START Available records

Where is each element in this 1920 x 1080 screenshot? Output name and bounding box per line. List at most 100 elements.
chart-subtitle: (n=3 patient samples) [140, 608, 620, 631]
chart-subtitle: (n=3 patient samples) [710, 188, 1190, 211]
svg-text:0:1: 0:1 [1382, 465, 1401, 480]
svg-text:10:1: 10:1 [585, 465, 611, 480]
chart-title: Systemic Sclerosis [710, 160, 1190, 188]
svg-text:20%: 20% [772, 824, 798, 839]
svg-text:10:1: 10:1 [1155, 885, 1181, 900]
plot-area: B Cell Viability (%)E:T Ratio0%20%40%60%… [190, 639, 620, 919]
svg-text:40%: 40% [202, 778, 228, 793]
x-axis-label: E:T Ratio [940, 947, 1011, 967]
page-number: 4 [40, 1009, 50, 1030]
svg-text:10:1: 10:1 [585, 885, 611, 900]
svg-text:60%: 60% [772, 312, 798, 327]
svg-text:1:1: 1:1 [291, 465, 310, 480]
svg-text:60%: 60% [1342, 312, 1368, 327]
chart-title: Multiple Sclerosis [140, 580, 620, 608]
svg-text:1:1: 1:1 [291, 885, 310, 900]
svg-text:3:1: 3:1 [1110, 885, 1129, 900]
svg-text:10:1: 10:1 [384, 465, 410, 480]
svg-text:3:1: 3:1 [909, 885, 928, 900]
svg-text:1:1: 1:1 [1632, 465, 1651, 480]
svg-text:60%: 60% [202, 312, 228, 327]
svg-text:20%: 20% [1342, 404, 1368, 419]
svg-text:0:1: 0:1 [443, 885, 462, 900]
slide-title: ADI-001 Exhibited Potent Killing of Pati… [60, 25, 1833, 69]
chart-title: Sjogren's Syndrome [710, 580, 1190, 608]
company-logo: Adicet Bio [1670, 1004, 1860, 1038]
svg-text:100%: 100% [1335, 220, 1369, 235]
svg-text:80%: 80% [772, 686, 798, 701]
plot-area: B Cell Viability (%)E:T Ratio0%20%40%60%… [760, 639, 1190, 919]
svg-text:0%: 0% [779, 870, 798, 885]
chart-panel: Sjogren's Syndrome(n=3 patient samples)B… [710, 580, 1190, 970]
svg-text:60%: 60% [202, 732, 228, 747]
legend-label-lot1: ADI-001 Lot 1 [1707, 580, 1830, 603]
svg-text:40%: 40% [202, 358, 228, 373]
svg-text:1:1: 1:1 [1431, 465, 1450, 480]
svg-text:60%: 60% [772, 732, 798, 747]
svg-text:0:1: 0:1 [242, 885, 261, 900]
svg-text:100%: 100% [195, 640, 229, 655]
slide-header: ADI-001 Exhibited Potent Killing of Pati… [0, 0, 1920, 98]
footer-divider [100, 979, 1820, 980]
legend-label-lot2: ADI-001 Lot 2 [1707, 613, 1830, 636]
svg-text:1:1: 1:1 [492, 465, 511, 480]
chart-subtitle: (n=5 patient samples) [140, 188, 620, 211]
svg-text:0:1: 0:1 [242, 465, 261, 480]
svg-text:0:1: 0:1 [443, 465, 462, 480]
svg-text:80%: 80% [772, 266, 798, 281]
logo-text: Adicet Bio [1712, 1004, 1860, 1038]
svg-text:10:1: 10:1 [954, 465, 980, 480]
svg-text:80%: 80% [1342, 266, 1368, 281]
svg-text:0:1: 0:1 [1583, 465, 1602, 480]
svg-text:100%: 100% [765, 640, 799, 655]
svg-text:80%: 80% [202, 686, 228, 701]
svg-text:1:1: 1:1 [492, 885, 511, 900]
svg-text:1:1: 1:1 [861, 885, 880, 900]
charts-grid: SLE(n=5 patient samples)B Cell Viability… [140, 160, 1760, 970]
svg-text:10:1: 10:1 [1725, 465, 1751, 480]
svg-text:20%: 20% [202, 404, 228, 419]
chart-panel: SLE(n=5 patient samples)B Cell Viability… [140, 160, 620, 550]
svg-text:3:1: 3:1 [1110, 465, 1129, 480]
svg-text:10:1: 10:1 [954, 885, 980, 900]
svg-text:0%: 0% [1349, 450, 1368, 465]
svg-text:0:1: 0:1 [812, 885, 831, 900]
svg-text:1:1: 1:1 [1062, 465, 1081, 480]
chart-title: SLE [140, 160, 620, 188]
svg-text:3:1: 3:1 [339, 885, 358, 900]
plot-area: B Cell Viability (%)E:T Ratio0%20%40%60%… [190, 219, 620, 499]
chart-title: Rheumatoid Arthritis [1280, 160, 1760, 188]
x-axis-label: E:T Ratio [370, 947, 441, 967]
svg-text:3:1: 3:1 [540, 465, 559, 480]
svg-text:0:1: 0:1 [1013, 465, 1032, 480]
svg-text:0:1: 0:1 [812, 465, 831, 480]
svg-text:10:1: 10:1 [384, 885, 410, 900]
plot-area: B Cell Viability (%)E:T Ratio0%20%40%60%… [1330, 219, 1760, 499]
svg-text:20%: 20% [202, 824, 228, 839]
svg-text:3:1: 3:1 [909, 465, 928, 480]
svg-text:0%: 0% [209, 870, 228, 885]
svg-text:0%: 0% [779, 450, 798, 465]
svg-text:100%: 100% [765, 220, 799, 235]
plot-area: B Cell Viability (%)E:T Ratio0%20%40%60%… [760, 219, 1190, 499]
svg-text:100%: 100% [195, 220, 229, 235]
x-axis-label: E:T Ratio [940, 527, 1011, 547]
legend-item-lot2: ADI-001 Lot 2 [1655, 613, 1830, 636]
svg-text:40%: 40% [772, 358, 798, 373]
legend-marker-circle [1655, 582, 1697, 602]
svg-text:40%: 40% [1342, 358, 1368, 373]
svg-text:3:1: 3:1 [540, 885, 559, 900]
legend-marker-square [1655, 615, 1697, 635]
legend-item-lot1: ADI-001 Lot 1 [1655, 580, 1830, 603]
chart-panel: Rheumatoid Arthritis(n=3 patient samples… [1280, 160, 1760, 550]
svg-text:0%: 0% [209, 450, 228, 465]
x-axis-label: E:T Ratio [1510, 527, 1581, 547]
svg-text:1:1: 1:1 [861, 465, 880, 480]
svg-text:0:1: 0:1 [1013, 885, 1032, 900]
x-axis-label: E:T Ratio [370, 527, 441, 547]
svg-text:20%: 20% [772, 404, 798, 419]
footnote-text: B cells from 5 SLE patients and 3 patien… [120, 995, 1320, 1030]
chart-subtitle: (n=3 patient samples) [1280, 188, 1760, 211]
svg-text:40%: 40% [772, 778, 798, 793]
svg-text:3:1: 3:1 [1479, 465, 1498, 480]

END Available records

→ **What the task requires**: Print the records again in their entirety, character for character.

→ **Answer to this exercise**:
Where is each element in this 1920 x 1080 screenshot? Output name and bounding box per line. List at most 100 elements.
chart-subtitle: (n=3 patient samples) [140, 608, 620, 631]
chart-subtitle: (n=3 patient samples) [710, 188, 1190, 211]
svg-text:0:1: 0:1 [1382, 465, 1401, 480]
svg-text:10:1: 10:1 [585, 465, 611, 480]
chart-title: Systemic Sclerosis [710, 160, 1190, 188]
svg-text:20%: 20% [772, 824, 798, 839]
svg-text:10:1: 10:1 [1155, 885, 1181, 900]
plot-area: B Cell Viability (%)E:T Ratio0%20%40%60%… [190, 639, 620, 919]
svg-text:40%: 40% [202, 778, 228, 793]
x-axis-label: E:T Ratio [940, 947, 1011, 967]
page-number: 4 [40, 1009, 50, 1030]
svg-text:10:1: 10:1 [585, 885, 611, 900]
svg-text:60%: 60% [772, 312, 798, 327]
svg-text:1:1: 1:1 [291, 465, 310, 480]
svg-text:60%: 60% [1342, 312, 1368, 327]
chart-title: Multiple Sclerosis [140, 580, 620, 608]
svg-text:1:1: 1:1 [291, 885, 310, 900]
svg-text:3:1: 3:1 [1110, 885, 1129, 900]
svg-text:10:1: 10:1 [384, 465, 410, 480]
svg-text:3:1: 3:1 [909, 885, 928, 900]
svg-text:1:1: 1:1 [1632, 465, 1651, 480]
svg-text:60%: 60% [202, 312, 228, 327]
svg-text:20%: 20% [1342, 404, 1368, 419]
svg-text:0:1: 0:1 [443, 885, 462, 900]
slide-title: ADI-001 Exhibited Potent Killing of Pati… [60, 25, 1833, 69]
chart-title: Sjogren's Syndrome [710, 580, 1190, 608]
company-logo: Adicet Bio [1670, 1004, 1860, 1038]
svg-text:100%: 100% [1335, 220, 1369, 235]
svg-text:80%: 80% [772, 686, 798, 701]
plot-area: B Cell Viability (%)E:T Ratio0%20%40%60%… [760, 639, 1190, 919]
svg-text:0%: 0% [779, 870, 798, 885]
chart-panel: Sjogren's Syndrome(n=3 patient samples)B… [710, 580, 1190, 970]
svg-text:60%: 60% [202, 732, 228, 747]
legend-label-lot1: ADI-001 Lot 1 [1707, 580, 1830, 603]
svg-text:40%: 40% [202, 358, 228, 373]
svg-text:1:1: 1:1 [1431, 465, 1450, 480]
svg-text:60%: 60% [772, 732, 798, 747]
svg-text:0:1: 0:1 [242, 885, 261, 900]
svg-text:100%: 100% [195, 640, 229, 655]
slide-header: ADI-001 Exhibited Potent Killing of Pati… [0, 0, 1920, 98]
footer-divider [100, 979, 1820, 980]
legend-label-lot2: ADI-001 Lot 2 [1707, 613, 1830, 636]
svg-text:1:1: 1:1 [492, 465, 511, 480]
chart-subtitle: (n=5 patient samples) [140, 188, 620, 211]
svg-text:0:1: 0:1 [242, 465, 261, 480]
svg-text:0:1: 0:1 [443, 465, 462, 480]
svg-text:80%: 80% [772, 266, 798, 281]
logo-text: Adicet Bio [1712, 1004, 1860, 1038]
svg-text:10:1: 10:1 [954, 465, 980, 480]
svg-text:80%: 80% [1342, 266, 1368, 281]
svg-text:0:1: 0:1 [1583, 465, 1602, 480]
svg-text:100%: 100% [765, 640, 799, 655]
svg-text:80%: 80% [202, 686, 228, 701]
svg-text:1:1: 1:1 [492, 885, 511, 900]
svg-text:1:1: 1:1 [861, 885, 880, 900]
charts-grid: SLE(n=5 patient samples)B Cell Viability… [140, 160, 1760, 970]
svg-text:10:1: 10:1 [1725, 465, 1751, 480]
svg-text:20%: 20% [202, 404, 228, 419]
chart-panel: SLE(n=5 patient samples)B Cell Viability… [140, 160, 620, 550]
svg-text:3:1: 3:1 [1110, 465, 1129, 480]
svg-text:10:1: 10:1 [954, 885, 980, 900]
svg-text:0%: 0% [1349, 450, 1368, 465]
svg-text:0:1: 0:1 [812, 885, 831, 900]
svg-text:1:1: 1:1 [1062, 465, 1081, 480]
chart-title: SLE [140, 160, 620, 188]
svg-text:3:1: 3:1 [339, 885, 358, 900]
plot-area: B Cell Viability (%)E:T Ratio0%20%40%60%… [190, 219, 620, 499]
chart-title: Rheumatoid Arthritis [1280, 160, 1760, 188]
x-axis-label: E:T Ratio [370, 947, 441, 967]
svg-text:3:1: 3:1 [540, 465, 559, 480]
svg-text:0:1: 0:1 [1013, 465, 1032, 480]
svg-text:0:1: 0:1 [812, 465, 831, 480]
svg-text:10:1: 10:1 [384, 885, 410, 900]
plot-area: B Cell Viability (%)E:T Ratio0%20%40%60%… [1330, 219, 1760, 499]
svg-text:20%: 20% [202, 824, 228, 839]
svg-text:3:1: 3:1 [909, 465, 928, 480]
svg-text:0%: 0% [209, 870, 228, 885]
svg-text:0%: 0% [779, 450, 798, 465]
svg-text:100%: 100% [765, 220, 799, 235]
plot-area: B Cell Viability (%)E:T Ratio0%20%40%60%… [760, 219, 1190, 499]
svg-text:100%: 100% [195, 220, 229, 235]
x-axis-label: E:T Ratio [940, 527, 1011, 547]
legend-item-lot2: ADI-001 Lot 2 [1655, 613, 1830, 636]
svg-text:40%: 40% [772, 358, 798, 373]
legend-marker-circle [1655, 582, 1697, 602]
svg-text:40%: 40% [1342, 358, 1368, 373]
svg-text:3:1: 3:1 [540, 885, 559, 900]
legend-marker-square [1655, 615, 1697, 635]
legend-item-lot1: ADI-001 Lot 1 [1655, 580, 1830, 603]
chart-panel: Rheumatoid Arthritis(n=3 patient samples… [1280, 160, 1760, 550]
svg-text:0%: 0% [209, 450, 228, 465]
x-axis-label: E:T Ratio [1510, 527, 1581, 547]
svg-text:1:1: 1:1 [861, 465, 880, 480]
svg-text:0:1: 0:1 [1013, 885, 1032, 900]
x-axis-label: E:T Ratio [370, 527, 441, 547]
svg-text:20%: 20% [772, 404, 798, 419]
footnote-text: B cells from 5 SLE patients and 3 patien… [120, 995, 1320, 1030]
chart-subtitle: (n=3 patient samples) [1280, 188, 1760, 211]
svg-text:40%: 40% [772, 778, 798, 793]
svg-text:3:1: 3:1 [1479, 465, 1498, 480]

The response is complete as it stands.